-- Document --

Soviet History through Soviet Film Series (VII): Spring on Riverside Street
CEES film screening and discussion. Discussant: David MacFadyen, UCLA, Slavic Languages and Literatures.
Tuesday, January 31, 2012
11348 Young Research Library
Spring on Riverside Street (1956)
Dir. Marlen Khutsiev
Russian with English subtitles
An early melodrama of the Thaw period, the film follows the uneasy but blossoming love between a teacher and her pupil. Tanya Levchenko, a product of the Soviet Intelligentsia and a fresh literature graduate leaves her comfortable and safe life, travelling to a provincial city to take up a teaching post at a night school for the young workers of a nearby metal works. Though initially plagued by feelings of insecurity created by her new surroundings and clinging to a cold and professional dignity in lieu of any real understanding of the people she lives among, she eventually ends up learning from them instead. It is at the school that she meets stoker Sasha Savchenko, who has his eyes opened by the educated Tanya.

-- Entries supplied --
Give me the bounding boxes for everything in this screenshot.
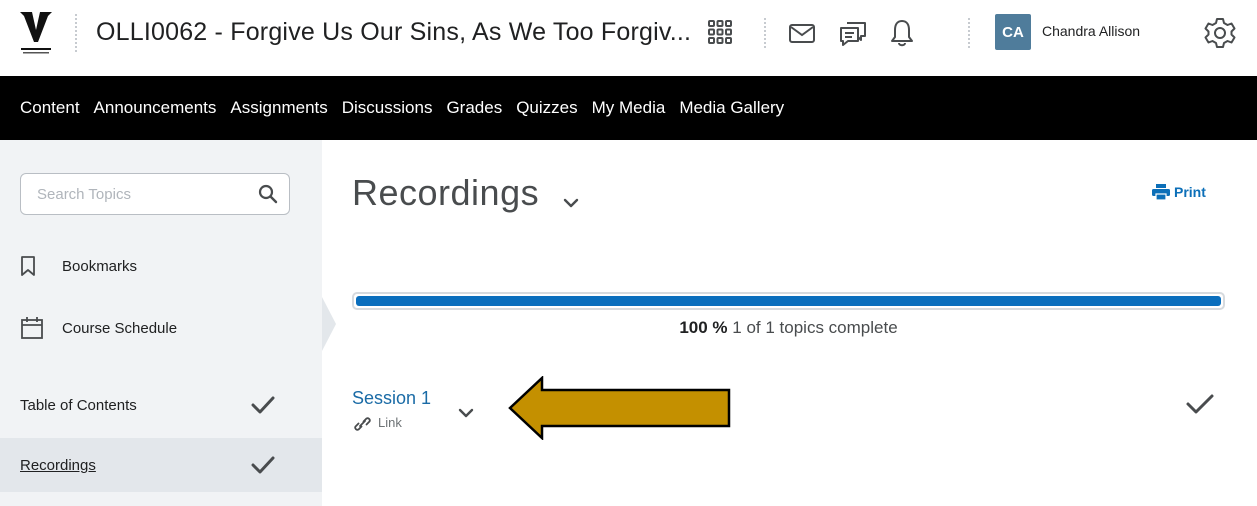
checkmark-icon: [251, 396, 275, 414]
printer-icon: [1152, 184, 1170, 200]
chat-icon[interactable]: [838, 18, 868, 48]
content-sidebar: Bookmarks Course Schedule Table of Conte…: [0, 140, 322, 506]
progress-summary: 100 % 1 of 1 topics complete: [352, 318, 1225, 338]
active-item-pointer: [322, 297, 336, 351]
sidebar-item-label: Table of Contents: [20, 396, 137, 414]
nav-media-gallery[interactable]: Media Gallery: [679, 98, 784, 118]
nav-my-media[interactable]: My Media: [592, 98, 666, 118]
nav-assignments[interactable]: Assignments: [230, 98, 327, 118]
nav-announcements[interactable]: Announcements: [94, 98, 217, 118]
header-divider: [968, 18, 970, 48]
search-box: [20, 173, 290, 215]
sidebar-item-course-schedule[interactable]: Course Schedule: [0, 301, 322, 355]
calendar-icon: [21, 317, 43, 339]
print-button[interactable]: Print: [1152, 184, 1206, 200]
link-icon: [354, 417, 371, 431]
sidebar-item-label: Course Schedule: [62, 319, 178, 337]
progress-percent: 100 %: [679, 318, 728, 337]
chevron-down-icon[interactable]: [458, 407, 474, 419]
progress-bar: [352, 292, 1225, 310]
progress-topics-complete: 1 of 1 topics complete: [732, 318, 898, 337]
search-input[interactable]: [21, 174, 241, 214]
nav-discussions[interactable]: Discussions: [342, 98, 433, 118]
page-title: Recordings: [352, 172, 540, 213]
grid-icon[interactable]: [705, 17, 735, 47]
sidebar-item-bookmarks[interactable]: Bookmarks: [0, 239, 322, 293]
sidebar-item-label: Bookmarks: [62, 257, 138, 275]
avatar[interactable]: CA: [995, 14, 1031, 50]
gear-icon[interactable]: [1203, 16, 1237, 50]
course-navbar: Content Announcements Assignments Discus…: [0, 76, 1257, 140]
nav-grades[interactable]: Grades: [446, 98, 502, 118]
sidebar-item-label: Recordings: [20, 456, 96, 474]
sidebar-item-table-of-contents[interactable]: Table of Contents: [0, 378, 322, 432]
left-arrow-annotation: [508, 376, 731, 440]
print-label: Print: [1174, 184, 1206, 200]
topic-session-1-link[interactable]: Session 1: [352, 388, 431, 409]
course-title[interactable]: OLLI0062 - Forgive Us Our Sins, As We To…: [96, 18, 691, 47]
top-header: OLLI0062 - Forgive Us Our Sins, As We To…: [0, 0, 1257, 76]
checkmark-icon: [1186, 394, 1214, 414]
topic-type-label: Link: [378, 415, 402, 430]
header-divider: [75, 14, 77, 52]
user-name[interactable]: Chandra Allison: [1042, 23, 1140, 39]
bookmark-icon: [21, 256, 35, 276]
chevron-down-icon[interactable]: [563, 197, 579, 209]
progress-bar-fill: [356, 296, 1221, 306]
vanderbilt-logo[interactable]: [18, 8, 54, 58]
checkmark-icon: [251, 456, 275, 474]
header-divider: [764, 18, 766, 48]
mail-icon[interactable]: [787, 18, 817, 48]
bell-icon[interactable]: [887, 18, 917, 48]
search-icon[interactable]: [257, 183, 279, 205]
nav-content[interactable]: Content: [20, 98, 80, 118]
nav-quizzes[interactable]: Quizzes: [516, 98, 577, 118]
sidebar-item-recordings[interactable]: Recordings: [0, 438, 322, 492]
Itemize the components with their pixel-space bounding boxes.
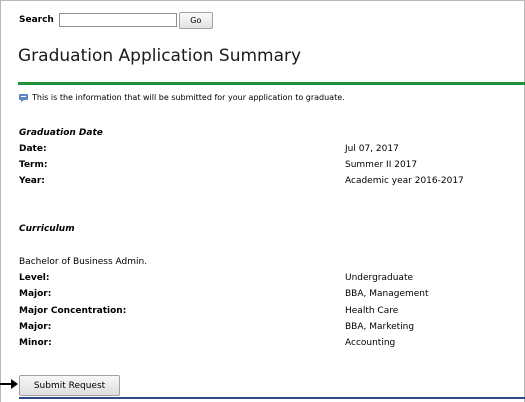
field-value: Summer II 2017 (345, 160, 418, 170)
field-value: Jul 07, 2017 (345, 144, 399, 154)
curriculum-program: Bachelor of Business Admin. (19, 257, 148, 267)
field-label: Major: (19, 322, 52, 332)
graduation-date-row: Date: Jul 07, 2017 (19, 144, 509, 157)
field-value: BBA, Management (345, 289, 429, 299)
info-icon (19, 93, 28, 102)
graduation-term-row: Term: Summer II 2017 (19, 160, 509, 173)
field-value: Undergraduate (345, 273, 414, 283)
go-button[interactable]: Go (178, 11, 213, 29)
page-frame: Search Go Graduation Application Summary… (0, 0, 525, 402)
bottom-divider (19, 397, 525, 399)
field-value: Accounting (345, 338, 396, 348)
field-label: Minor: (19, 338, 52, 348)
field-value: BBA, Marketing (345, 322, 415, 332)
field-value: Academic year 2016-2017 (345, 176, 464, 186)
info-text: This is the information that will be sub… (32, 93, 345, 102)
graduation-year-row: Year: Academic year 2016-2017 (19, 176, 509, 189)
curriculum-second-major-row: Major: BBA, Marketing (19, 322, 509, 335)
curriculum-major-row: Major: BBA, Management (19, 289, 509, 302)
title-divider (18, 82, 525, 85)
submit-request-button[interactable]: Submit Request (19, 375, 120, 396)
curriculum-heading: Curriculum (19, 224, 75, 234)
field-label: Major Concentration: (19, 306, 127, 316)
field-label: Major: (19, 289, 52, 299)
field-label: Level: (19, 273, 50, 283)
info-message: This is the information that will be sub… (19, 93, 345, 102)
search-input[interactable] (58, 13, 177, 27)
curriculum-concentration-row: Major Concentration: Health Care (19, 306, 509, 319)
field-label: Date: (19, 144, 47, 154)
search-bar: Search Go (19, 10, 213, 30)
field-label: Year: (19, 176, 45, 186)
field-label: Term: (19, 160, 48, 170)
field-value: Health Care (345, 306, 399, 316)
arrow-pointer-icon (0, 379, 18, 389)
graduation-date-heading: Graduation Date (19, 128, 103, 138)
curriculum-minor-row: Minor: Accounting (19, 338, 509, 351)
page-title: Graduation Application Summary (18, 46, 302, 66)
search-label: Search (19, 15, 54, 25)
curriculum-level-row: Level: Undergraduate (19, 273, 509, 286)
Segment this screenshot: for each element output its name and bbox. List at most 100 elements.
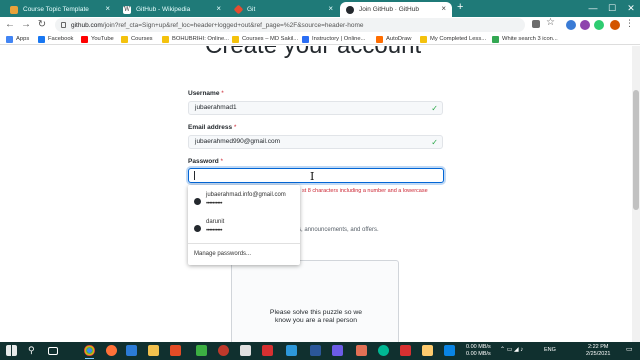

-- Exercise details --
Reproduce, word for word, the passage of the screening announcement that begins with "Dir. Marlen Khutsiev" and ends with "the educated Tanya.". You can leave the material aside.

-- Final answer --
Dir. Marlen Khutsiev
Russian with English subtitles
An early melodrama of the Thaw period, the film follows the uneasy but blossoming love between a teacher and her pupil. Tanya Levchenko, a product of the Soviet Intelligentsia and a fresh literature graduate leaves her comfortable and safe life, travelling to a provincial city to take up a teaching post at a night school for the young workers of a nearby metal works. Though initially plagued by feelings of insecurity created by her new surroundings and clinging to a cold and professional dignity in lieu of any real understanding of the people she lives among, she eventually ends up learning from them instead. It is at the school that she meets stoker Sasha Savchenko, who has his eyes opened by the educated Tanya.